> _Written problem_
Identify the lines holding "title" and copy them.

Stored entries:
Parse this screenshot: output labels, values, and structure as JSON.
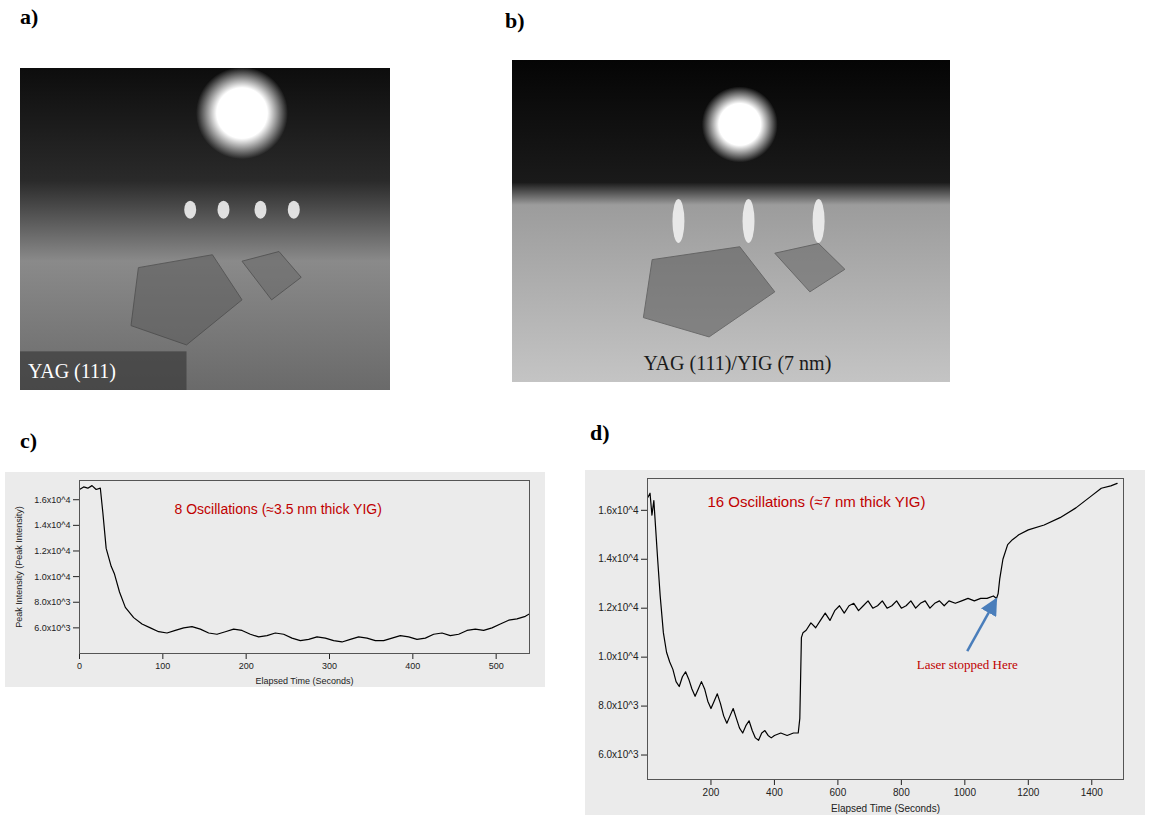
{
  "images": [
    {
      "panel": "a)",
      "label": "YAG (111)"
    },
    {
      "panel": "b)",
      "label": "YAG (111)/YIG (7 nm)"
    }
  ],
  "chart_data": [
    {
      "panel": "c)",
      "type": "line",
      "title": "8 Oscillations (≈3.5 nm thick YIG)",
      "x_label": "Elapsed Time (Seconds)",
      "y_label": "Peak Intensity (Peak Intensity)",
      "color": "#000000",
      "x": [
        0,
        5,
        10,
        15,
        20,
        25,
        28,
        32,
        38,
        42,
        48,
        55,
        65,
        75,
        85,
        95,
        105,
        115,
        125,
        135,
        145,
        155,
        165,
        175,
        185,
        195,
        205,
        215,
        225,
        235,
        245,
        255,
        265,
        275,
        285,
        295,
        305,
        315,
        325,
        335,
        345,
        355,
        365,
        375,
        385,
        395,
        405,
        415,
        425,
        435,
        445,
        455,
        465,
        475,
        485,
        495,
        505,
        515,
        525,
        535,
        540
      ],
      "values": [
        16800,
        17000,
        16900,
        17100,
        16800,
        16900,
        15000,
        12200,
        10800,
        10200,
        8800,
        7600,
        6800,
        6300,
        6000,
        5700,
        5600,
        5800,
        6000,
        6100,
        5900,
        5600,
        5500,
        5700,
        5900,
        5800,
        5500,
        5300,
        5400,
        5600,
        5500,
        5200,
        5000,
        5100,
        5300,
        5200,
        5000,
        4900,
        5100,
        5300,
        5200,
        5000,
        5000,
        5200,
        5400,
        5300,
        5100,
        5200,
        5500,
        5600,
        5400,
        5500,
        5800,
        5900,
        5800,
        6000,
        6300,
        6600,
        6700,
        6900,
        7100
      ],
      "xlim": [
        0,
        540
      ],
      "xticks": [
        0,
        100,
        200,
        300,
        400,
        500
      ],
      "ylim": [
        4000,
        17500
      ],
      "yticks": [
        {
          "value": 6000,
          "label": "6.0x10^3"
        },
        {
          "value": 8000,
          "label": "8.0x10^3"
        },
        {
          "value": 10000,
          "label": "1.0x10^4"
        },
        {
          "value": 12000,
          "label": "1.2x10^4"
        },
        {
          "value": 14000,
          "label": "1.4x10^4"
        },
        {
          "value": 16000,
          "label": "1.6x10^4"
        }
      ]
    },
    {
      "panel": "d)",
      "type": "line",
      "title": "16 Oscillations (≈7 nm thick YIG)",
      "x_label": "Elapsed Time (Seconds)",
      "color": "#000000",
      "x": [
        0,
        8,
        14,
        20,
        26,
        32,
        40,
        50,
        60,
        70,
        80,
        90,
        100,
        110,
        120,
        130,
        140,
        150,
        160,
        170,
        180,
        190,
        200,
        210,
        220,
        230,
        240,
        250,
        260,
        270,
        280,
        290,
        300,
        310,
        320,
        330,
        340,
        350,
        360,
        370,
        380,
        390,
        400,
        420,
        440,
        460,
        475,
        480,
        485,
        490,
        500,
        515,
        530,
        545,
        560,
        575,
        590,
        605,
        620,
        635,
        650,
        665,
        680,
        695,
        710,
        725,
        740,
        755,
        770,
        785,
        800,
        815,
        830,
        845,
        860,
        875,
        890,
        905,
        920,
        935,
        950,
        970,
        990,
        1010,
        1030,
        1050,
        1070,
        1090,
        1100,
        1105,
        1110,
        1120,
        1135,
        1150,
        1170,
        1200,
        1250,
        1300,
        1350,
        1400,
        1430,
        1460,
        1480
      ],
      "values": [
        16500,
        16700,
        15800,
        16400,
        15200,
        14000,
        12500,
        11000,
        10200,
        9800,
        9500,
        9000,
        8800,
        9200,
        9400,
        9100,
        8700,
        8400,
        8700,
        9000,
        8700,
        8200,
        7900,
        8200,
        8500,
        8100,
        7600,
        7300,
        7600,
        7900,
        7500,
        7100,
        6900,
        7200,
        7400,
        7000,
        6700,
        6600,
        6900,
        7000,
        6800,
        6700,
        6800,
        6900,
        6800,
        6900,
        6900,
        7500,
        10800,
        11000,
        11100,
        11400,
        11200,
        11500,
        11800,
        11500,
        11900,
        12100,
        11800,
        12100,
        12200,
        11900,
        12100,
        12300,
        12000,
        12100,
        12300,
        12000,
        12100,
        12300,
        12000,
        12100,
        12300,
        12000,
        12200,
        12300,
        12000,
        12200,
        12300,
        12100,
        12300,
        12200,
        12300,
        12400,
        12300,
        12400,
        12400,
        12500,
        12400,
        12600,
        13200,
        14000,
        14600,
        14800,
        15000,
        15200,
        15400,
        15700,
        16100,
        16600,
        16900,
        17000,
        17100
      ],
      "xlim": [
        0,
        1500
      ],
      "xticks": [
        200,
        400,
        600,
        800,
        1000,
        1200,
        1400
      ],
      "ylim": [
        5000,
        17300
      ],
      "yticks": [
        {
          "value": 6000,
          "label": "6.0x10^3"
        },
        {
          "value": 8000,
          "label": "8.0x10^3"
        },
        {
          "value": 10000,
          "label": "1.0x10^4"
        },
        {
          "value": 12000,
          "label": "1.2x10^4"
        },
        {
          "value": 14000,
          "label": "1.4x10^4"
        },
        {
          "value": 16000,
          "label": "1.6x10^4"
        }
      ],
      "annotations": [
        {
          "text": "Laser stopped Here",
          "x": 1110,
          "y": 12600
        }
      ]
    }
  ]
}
...
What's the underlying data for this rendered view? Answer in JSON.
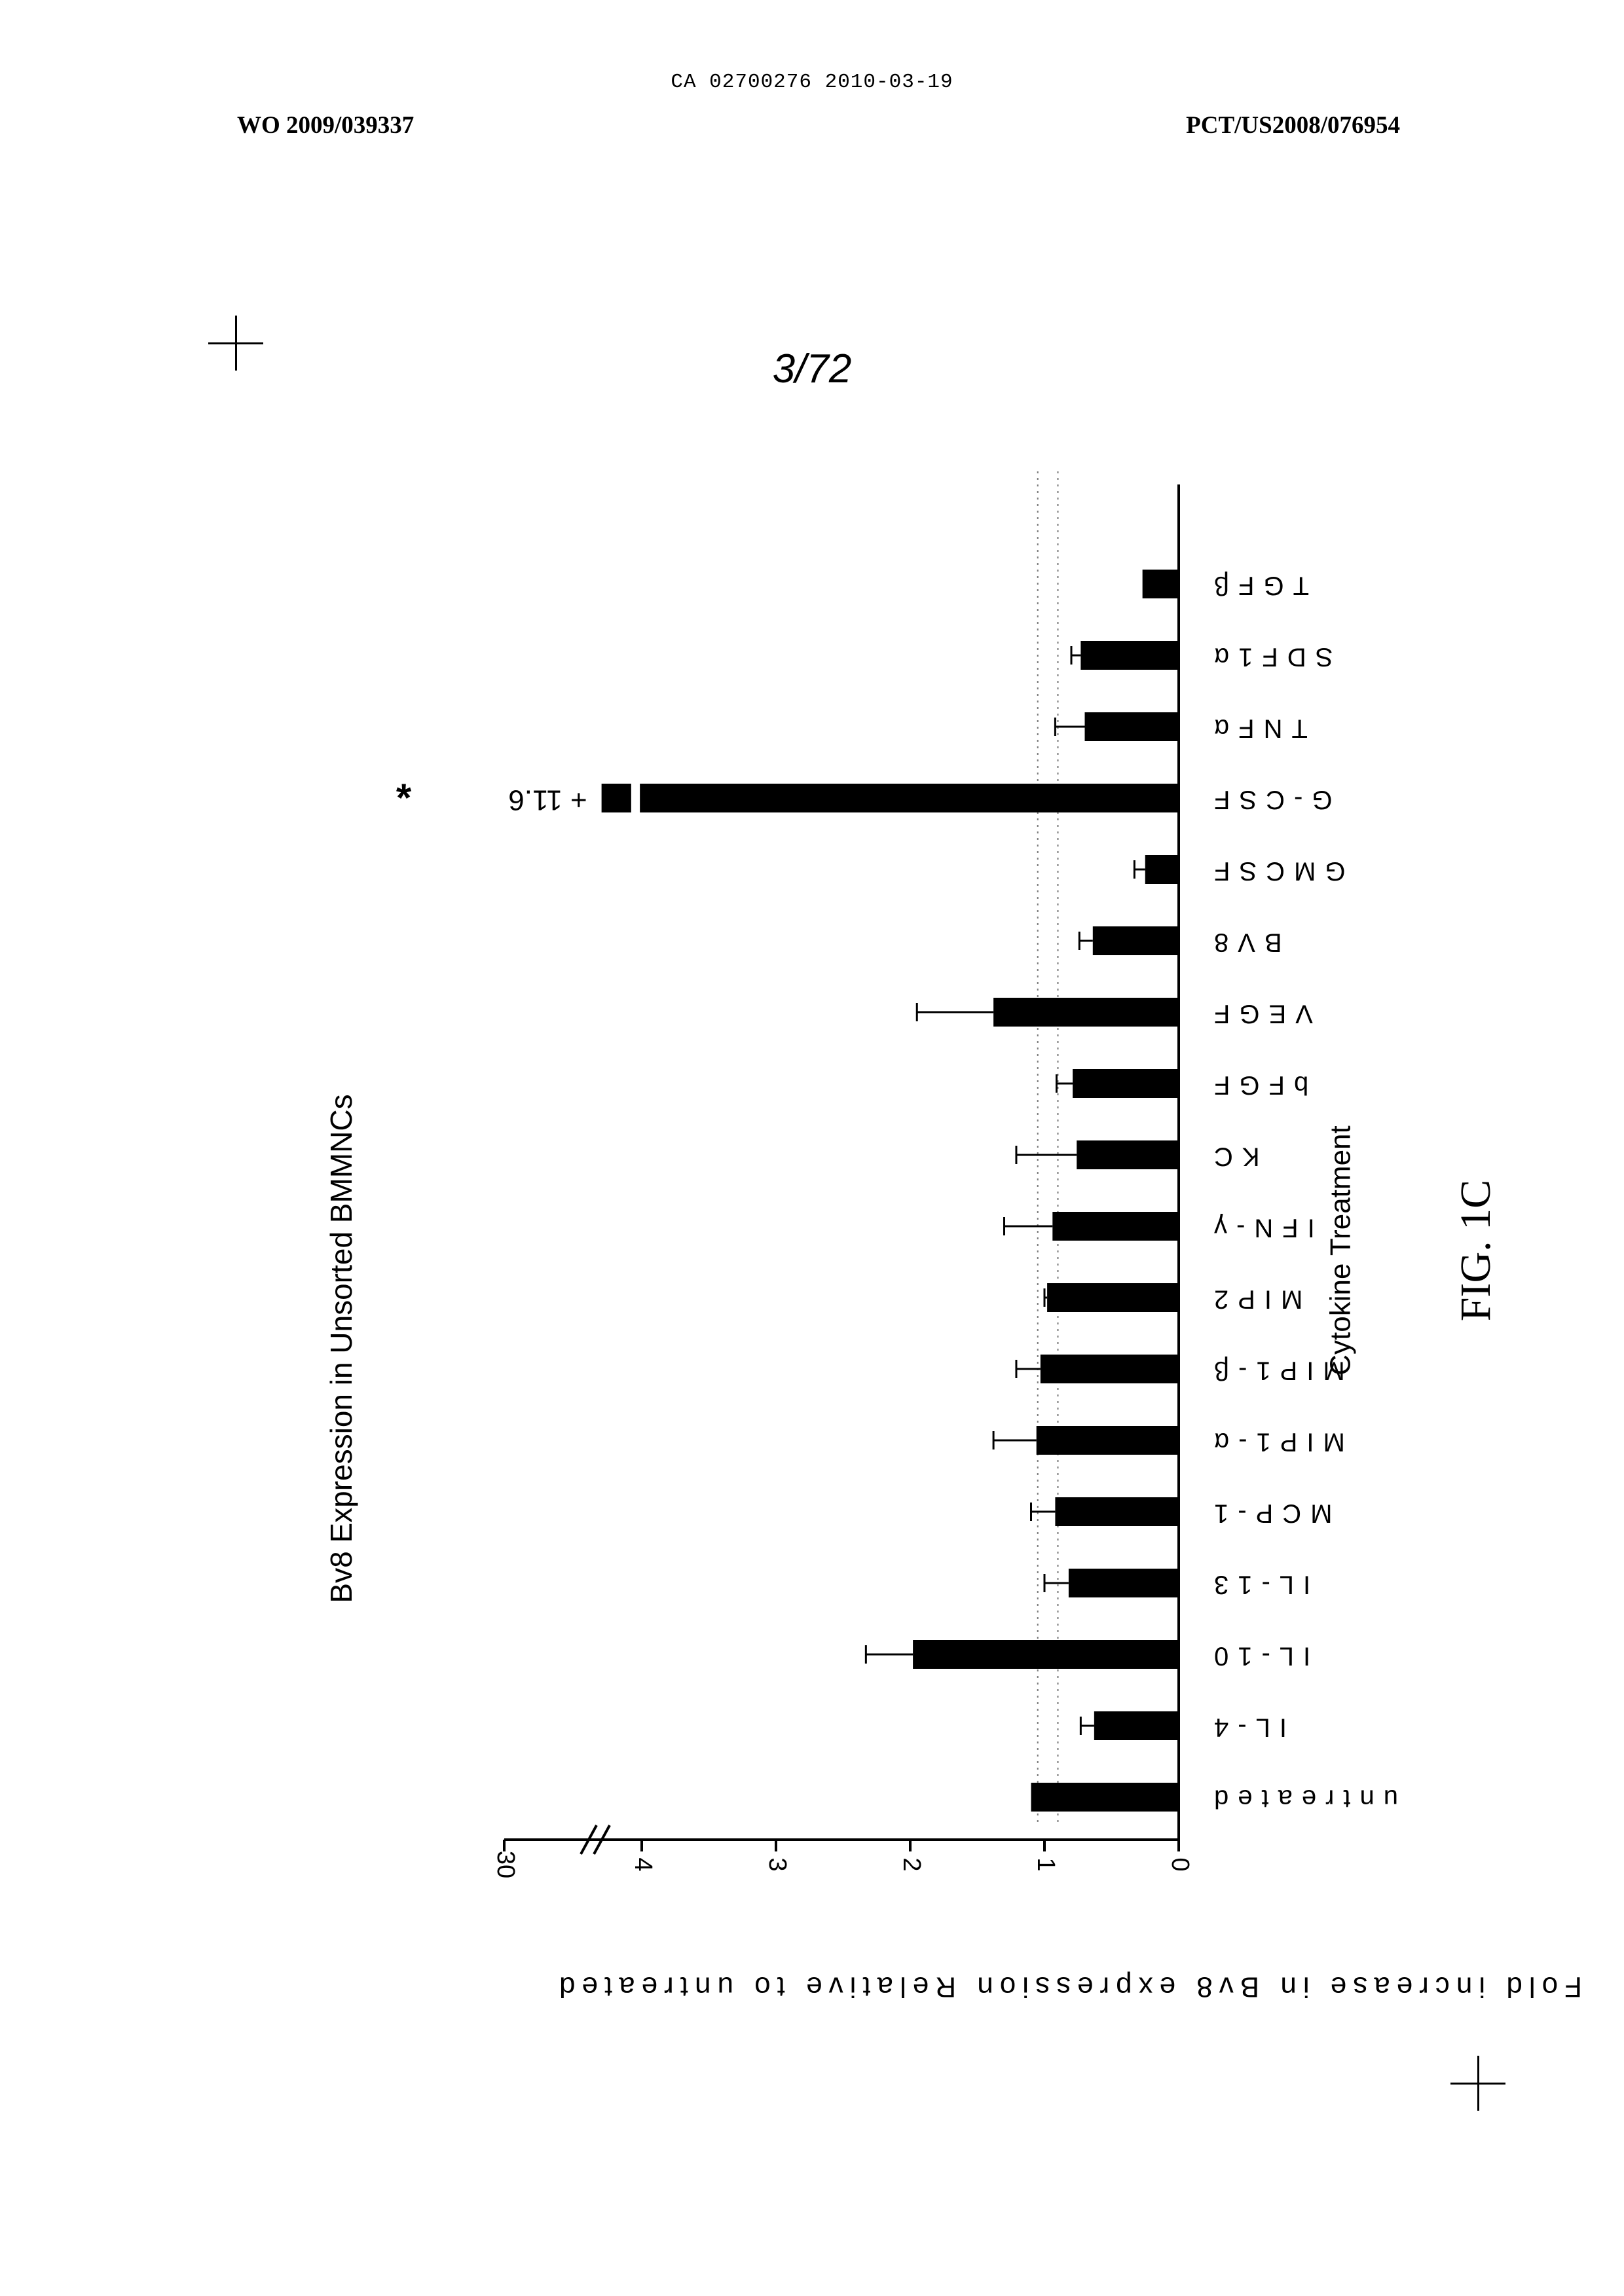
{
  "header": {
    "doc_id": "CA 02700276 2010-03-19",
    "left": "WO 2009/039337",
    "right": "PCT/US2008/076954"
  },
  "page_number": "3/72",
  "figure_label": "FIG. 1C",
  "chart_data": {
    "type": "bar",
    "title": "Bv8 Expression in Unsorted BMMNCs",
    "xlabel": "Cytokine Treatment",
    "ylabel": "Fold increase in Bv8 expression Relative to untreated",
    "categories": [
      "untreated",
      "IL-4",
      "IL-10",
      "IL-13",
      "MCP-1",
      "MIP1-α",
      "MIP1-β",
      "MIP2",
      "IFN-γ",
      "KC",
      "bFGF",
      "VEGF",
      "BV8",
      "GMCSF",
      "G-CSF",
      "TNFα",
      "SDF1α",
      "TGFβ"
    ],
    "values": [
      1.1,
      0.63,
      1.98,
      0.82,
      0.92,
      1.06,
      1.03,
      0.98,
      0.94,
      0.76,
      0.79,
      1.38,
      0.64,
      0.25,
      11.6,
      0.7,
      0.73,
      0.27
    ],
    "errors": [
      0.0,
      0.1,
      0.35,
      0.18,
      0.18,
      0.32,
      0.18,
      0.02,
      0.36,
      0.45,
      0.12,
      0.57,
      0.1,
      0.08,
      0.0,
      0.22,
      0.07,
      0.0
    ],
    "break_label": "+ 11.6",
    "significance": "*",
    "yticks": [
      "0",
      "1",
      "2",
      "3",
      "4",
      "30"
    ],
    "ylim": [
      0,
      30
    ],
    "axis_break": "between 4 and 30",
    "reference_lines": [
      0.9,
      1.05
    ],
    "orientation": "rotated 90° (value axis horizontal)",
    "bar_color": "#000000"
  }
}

> _Task solution_
      "title": "8 Oscillations (≈3.5 nm thick YIG)",
      "title": "16 Oscillations (≈7 nm thick YIG)",
    "title": "Bv8 Expression in Unsorted BMMNCs",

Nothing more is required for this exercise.